— start of Provided records —

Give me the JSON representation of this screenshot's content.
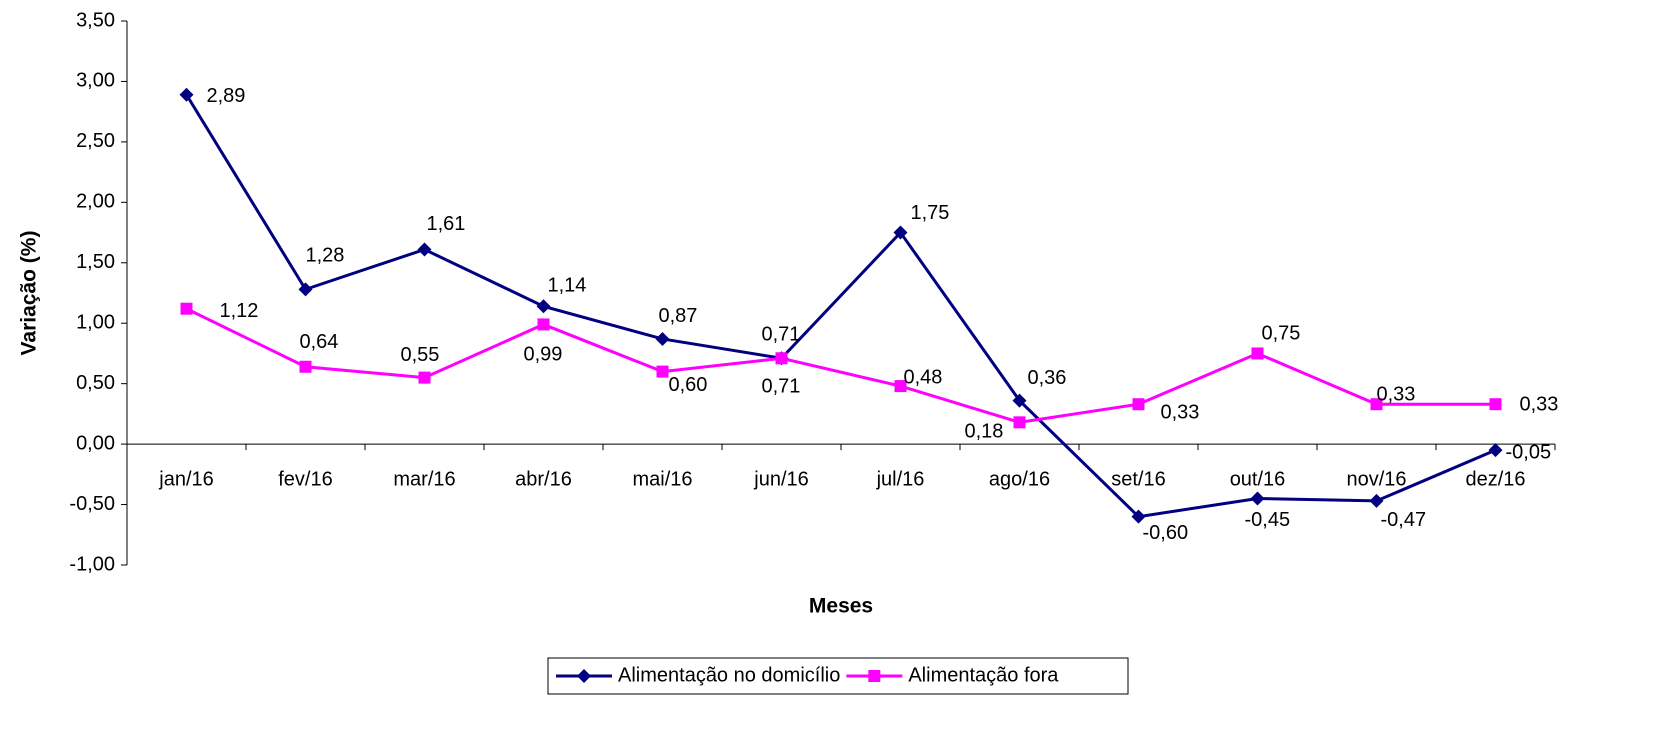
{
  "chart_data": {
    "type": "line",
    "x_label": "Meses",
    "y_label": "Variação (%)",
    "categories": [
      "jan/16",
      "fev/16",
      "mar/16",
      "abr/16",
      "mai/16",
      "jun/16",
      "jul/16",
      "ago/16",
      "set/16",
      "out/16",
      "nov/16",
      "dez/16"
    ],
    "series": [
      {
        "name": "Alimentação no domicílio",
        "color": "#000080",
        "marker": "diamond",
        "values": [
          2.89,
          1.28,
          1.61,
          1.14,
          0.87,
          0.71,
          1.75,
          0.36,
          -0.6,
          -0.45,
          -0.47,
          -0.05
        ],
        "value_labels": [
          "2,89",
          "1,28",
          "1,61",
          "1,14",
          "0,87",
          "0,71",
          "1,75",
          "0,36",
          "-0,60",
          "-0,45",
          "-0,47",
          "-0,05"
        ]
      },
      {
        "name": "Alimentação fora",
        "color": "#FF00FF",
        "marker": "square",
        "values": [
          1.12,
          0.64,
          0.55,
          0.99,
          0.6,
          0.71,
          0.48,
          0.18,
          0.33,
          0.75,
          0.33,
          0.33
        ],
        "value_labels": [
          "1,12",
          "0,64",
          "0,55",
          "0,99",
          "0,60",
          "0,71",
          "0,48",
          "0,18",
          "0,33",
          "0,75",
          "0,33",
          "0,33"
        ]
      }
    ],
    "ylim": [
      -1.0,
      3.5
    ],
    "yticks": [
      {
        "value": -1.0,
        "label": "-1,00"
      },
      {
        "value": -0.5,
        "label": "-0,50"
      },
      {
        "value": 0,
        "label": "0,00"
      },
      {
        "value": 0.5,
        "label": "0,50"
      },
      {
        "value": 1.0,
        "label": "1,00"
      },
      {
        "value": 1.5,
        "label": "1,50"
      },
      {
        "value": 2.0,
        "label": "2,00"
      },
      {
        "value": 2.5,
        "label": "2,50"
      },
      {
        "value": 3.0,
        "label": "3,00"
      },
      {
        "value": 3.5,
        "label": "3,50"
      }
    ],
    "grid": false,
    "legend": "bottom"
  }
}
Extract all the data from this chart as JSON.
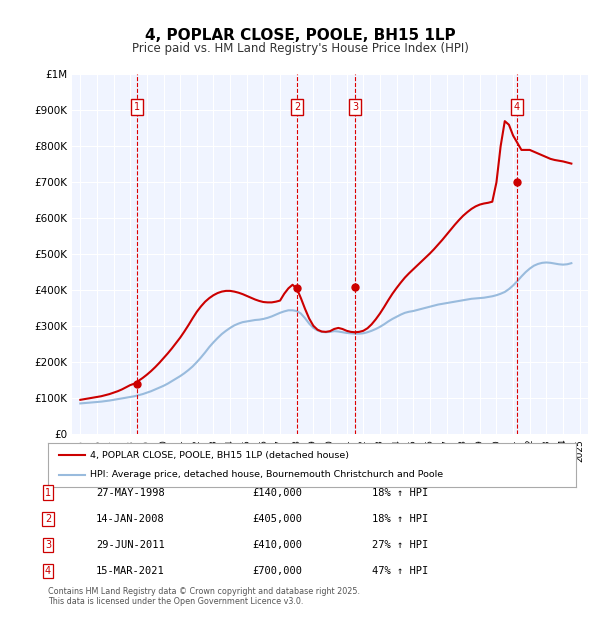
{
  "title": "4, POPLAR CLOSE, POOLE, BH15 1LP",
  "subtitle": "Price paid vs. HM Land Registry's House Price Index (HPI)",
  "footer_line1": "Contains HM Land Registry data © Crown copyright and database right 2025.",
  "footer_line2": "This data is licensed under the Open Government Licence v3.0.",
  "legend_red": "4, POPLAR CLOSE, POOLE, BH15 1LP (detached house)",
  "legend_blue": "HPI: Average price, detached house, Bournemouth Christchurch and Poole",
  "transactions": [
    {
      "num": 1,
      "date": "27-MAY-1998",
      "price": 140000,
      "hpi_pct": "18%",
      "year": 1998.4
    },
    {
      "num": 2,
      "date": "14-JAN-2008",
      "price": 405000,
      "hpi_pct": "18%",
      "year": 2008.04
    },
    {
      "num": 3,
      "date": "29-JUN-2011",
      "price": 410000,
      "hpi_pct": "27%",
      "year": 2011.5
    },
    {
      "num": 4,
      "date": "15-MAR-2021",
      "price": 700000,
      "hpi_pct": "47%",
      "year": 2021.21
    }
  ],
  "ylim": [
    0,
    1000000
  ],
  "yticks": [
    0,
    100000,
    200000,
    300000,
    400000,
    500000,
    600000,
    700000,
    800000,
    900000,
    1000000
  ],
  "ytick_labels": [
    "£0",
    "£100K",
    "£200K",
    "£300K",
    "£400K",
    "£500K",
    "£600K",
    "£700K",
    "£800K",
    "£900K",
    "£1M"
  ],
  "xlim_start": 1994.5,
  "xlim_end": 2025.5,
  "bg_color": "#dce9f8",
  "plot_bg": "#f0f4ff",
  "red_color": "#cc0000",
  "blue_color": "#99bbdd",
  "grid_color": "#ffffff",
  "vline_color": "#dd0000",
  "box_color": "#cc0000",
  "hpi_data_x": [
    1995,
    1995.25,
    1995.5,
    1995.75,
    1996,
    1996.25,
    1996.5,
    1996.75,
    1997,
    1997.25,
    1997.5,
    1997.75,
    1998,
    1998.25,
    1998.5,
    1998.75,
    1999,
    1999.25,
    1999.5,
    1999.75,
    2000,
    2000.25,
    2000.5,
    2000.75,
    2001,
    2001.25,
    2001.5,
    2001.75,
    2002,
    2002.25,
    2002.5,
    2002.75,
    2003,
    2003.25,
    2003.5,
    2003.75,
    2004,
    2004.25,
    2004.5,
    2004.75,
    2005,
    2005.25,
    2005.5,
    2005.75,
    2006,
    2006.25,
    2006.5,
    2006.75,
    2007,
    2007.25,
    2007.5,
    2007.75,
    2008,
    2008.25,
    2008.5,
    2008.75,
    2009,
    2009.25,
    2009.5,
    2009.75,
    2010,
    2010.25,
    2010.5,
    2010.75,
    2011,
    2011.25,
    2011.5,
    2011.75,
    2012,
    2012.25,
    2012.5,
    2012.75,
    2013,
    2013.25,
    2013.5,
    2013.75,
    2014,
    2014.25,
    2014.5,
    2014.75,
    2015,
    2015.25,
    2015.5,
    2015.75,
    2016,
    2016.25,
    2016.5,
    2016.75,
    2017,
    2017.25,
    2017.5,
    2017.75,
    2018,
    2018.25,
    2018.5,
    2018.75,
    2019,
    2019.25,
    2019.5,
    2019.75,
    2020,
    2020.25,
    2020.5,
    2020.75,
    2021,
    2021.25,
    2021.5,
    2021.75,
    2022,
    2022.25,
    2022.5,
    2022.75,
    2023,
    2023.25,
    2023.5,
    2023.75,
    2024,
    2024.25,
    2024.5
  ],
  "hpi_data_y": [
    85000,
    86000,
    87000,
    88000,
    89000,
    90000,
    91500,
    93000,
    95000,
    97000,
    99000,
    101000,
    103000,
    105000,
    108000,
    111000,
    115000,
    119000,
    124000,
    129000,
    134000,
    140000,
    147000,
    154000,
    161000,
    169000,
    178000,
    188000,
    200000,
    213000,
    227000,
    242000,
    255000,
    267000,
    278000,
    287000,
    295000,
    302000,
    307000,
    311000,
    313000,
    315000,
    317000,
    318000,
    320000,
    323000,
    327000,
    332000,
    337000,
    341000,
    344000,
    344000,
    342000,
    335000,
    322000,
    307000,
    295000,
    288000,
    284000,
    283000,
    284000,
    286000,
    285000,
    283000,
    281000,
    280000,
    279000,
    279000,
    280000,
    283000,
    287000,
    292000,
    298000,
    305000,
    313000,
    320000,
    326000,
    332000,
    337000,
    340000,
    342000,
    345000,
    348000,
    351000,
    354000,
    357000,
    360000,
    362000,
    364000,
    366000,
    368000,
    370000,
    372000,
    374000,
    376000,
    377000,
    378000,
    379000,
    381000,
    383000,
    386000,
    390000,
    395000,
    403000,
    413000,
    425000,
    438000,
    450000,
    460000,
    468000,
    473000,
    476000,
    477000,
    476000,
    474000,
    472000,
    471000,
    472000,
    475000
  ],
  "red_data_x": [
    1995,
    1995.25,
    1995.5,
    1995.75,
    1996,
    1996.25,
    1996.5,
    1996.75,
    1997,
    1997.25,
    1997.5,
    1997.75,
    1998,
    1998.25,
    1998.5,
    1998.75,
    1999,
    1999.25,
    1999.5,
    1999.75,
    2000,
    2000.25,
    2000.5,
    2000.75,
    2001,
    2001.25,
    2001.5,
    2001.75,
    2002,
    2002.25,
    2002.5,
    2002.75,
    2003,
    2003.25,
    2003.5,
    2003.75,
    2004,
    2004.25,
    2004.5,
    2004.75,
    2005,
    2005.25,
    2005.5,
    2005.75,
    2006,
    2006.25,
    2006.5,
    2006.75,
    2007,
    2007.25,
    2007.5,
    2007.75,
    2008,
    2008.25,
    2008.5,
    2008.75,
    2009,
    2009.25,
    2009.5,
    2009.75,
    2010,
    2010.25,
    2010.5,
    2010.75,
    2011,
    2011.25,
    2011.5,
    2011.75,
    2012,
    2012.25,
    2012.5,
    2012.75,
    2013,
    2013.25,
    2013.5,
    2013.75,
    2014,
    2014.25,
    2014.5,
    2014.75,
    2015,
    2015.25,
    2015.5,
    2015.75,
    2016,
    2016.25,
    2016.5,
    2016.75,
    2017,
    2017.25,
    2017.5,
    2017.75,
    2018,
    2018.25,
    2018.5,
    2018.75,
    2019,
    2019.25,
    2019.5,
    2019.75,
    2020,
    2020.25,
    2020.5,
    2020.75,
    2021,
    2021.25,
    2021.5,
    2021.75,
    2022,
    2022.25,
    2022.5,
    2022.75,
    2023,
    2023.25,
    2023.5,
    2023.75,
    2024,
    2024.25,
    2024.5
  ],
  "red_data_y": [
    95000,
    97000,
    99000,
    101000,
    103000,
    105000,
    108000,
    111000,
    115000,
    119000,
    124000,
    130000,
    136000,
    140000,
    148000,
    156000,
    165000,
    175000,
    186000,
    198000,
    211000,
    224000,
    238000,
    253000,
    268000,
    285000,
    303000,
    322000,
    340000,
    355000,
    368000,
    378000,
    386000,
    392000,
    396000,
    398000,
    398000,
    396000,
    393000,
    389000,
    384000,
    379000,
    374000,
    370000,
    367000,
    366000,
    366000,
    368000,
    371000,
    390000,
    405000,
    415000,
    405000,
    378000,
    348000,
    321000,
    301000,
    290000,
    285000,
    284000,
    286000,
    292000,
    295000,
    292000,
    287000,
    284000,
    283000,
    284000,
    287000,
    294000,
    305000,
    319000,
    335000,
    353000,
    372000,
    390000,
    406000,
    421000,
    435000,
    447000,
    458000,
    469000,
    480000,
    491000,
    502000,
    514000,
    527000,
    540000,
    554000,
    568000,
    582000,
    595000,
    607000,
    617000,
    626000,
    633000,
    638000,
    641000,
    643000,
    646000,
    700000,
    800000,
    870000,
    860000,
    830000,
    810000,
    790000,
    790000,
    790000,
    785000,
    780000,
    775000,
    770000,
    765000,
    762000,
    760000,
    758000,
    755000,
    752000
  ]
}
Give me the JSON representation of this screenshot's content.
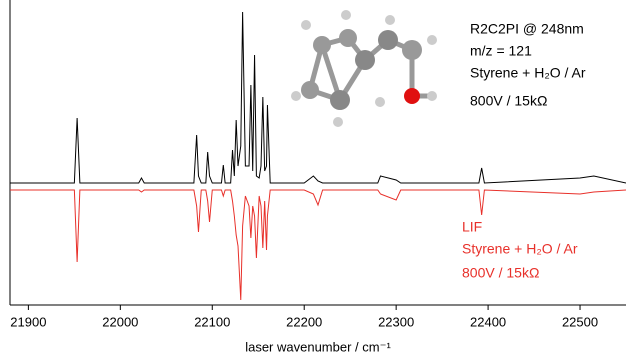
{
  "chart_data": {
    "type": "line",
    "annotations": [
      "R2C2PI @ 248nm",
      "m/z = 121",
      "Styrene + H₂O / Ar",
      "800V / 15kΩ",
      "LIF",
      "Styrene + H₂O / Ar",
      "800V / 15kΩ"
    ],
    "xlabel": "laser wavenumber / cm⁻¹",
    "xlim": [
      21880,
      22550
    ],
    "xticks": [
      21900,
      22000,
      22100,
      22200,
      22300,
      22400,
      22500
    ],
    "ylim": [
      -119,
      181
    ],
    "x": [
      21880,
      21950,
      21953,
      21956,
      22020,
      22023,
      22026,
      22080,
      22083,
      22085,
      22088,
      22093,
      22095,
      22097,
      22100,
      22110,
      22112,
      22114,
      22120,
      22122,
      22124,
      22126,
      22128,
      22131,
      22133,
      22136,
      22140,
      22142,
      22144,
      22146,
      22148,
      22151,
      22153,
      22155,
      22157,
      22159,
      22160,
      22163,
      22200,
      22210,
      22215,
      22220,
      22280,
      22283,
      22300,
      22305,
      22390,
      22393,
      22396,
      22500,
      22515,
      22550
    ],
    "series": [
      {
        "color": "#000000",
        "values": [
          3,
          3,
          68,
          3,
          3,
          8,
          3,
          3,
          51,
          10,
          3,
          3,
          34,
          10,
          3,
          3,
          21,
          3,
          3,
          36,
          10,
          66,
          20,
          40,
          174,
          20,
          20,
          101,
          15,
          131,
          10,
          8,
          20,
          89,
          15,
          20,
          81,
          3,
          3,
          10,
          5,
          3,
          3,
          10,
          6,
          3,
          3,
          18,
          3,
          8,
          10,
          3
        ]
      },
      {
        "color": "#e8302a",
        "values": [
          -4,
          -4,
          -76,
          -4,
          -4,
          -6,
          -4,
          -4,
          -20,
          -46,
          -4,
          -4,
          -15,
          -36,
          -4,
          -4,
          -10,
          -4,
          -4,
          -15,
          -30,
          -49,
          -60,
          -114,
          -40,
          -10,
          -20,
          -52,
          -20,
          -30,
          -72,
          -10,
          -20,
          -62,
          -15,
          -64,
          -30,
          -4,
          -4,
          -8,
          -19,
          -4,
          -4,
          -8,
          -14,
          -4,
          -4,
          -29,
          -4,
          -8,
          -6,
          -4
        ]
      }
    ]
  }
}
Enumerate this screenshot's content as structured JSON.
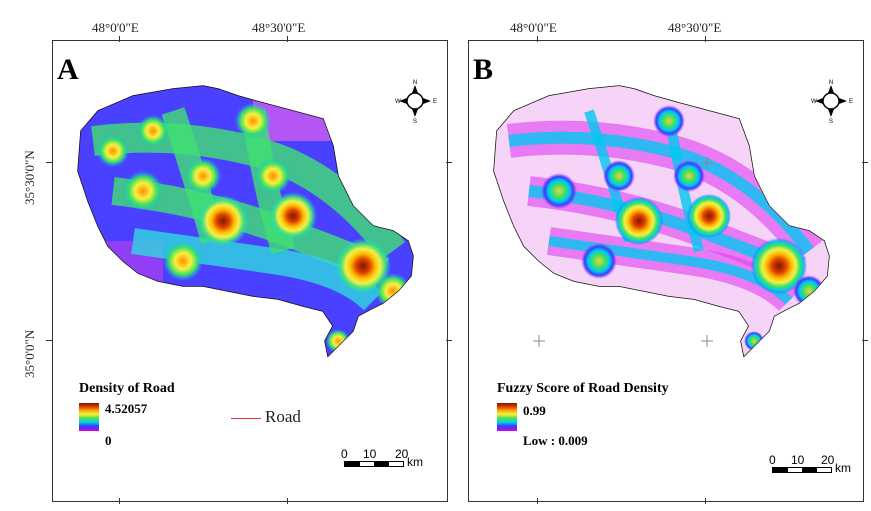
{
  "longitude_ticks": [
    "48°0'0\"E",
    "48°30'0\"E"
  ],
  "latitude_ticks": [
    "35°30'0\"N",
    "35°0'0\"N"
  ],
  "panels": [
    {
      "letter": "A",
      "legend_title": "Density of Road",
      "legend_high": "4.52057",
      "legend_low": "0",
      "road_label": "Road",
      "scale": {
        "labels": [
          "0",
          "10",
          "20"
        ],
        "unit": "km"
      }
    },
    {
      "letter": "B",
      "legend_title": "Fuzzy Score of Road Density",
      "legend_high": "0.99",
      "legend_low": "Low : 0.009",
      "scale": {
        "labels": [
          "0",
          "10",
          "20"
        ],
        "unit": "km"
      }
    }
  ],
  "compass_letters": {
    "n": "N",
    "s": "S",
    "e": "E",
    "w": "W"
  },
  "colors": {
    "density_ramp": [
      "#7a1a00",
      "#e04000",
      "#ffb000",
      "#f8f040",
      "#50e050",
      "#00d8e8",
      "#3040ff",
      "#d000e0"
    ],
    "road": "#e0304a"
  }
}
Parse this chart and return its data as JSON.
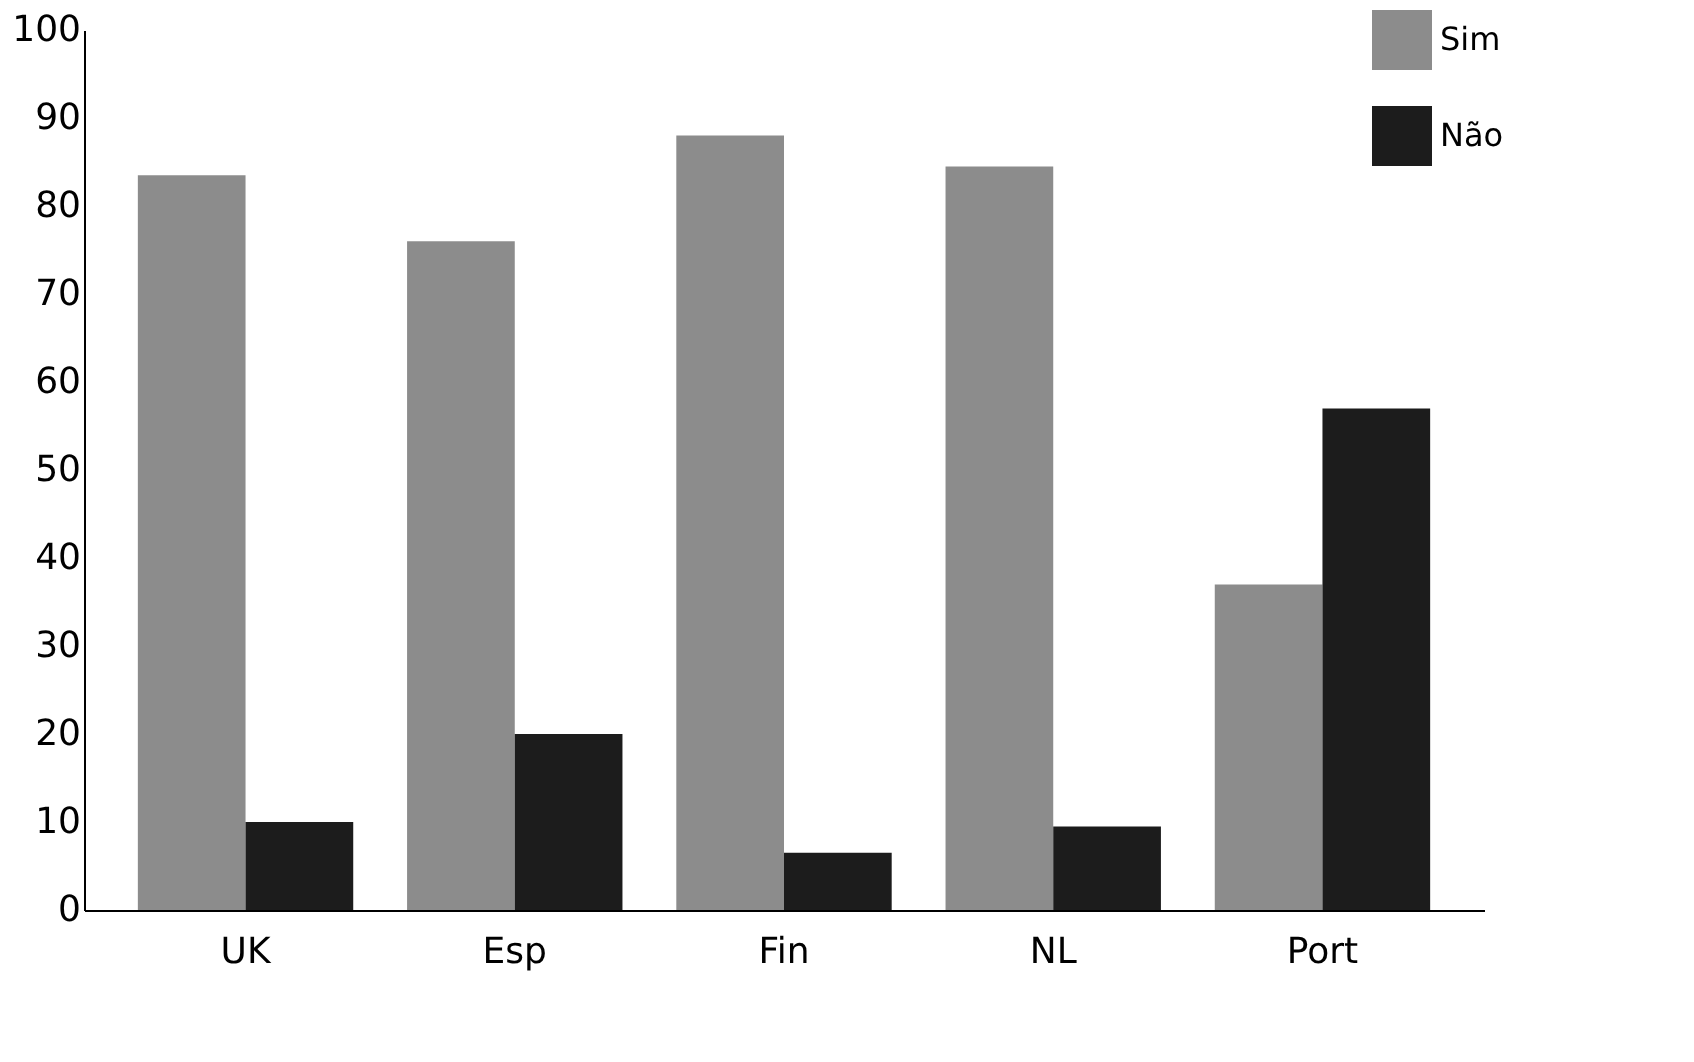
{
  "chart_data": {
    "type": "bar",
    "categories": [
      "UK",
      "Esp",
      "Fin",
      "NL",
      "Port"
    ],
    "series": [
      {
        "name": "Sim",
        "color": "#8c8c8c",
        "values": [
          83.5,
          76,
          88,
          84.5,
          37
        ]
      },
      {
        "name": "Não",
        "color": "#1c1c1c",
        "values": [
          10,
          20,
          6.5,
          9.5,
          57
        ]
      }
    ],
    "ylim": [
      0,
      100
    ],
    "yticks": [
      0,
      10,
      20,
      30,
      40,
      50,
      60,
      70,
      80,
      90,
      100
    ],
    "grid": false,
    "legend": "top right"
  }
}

— end of Provided records —

### Objective:
Begin with the line that contains "Parse this chart and return its data as JSON." and repeat every line through the end of the data, exactly and only those lines, leaving out the pictures.

### Complete output:
Parse this chart and return its data as JSON.
{
  "chart_data": {
    "type": "bar",
    "categories": [
      "UK",
      "Esp",
      "Fin",
      "NL",
      "Port"
    ],
    "series": [
      {
        "name": "Sim",
        "color": "#8c8c8c",
        "values": [
          83.5,
          76,
          88,
          84.5,
          37
        ]
      },
      {
        "name": "Não",
        "color": "#1c1c1c",
        "values": [
          10,
          20,
          6.5,
          9.5,
          57
        ]
      }
    ],
    "ylim": [
      0,
      100
    ],
    "yticks": [
      0,
      10,
      20,
      30,
      40,
      50,
      60,
      70,
      80,
      90,
      100
    ],
    "grid": false,
    "legend": "top right"
  }
}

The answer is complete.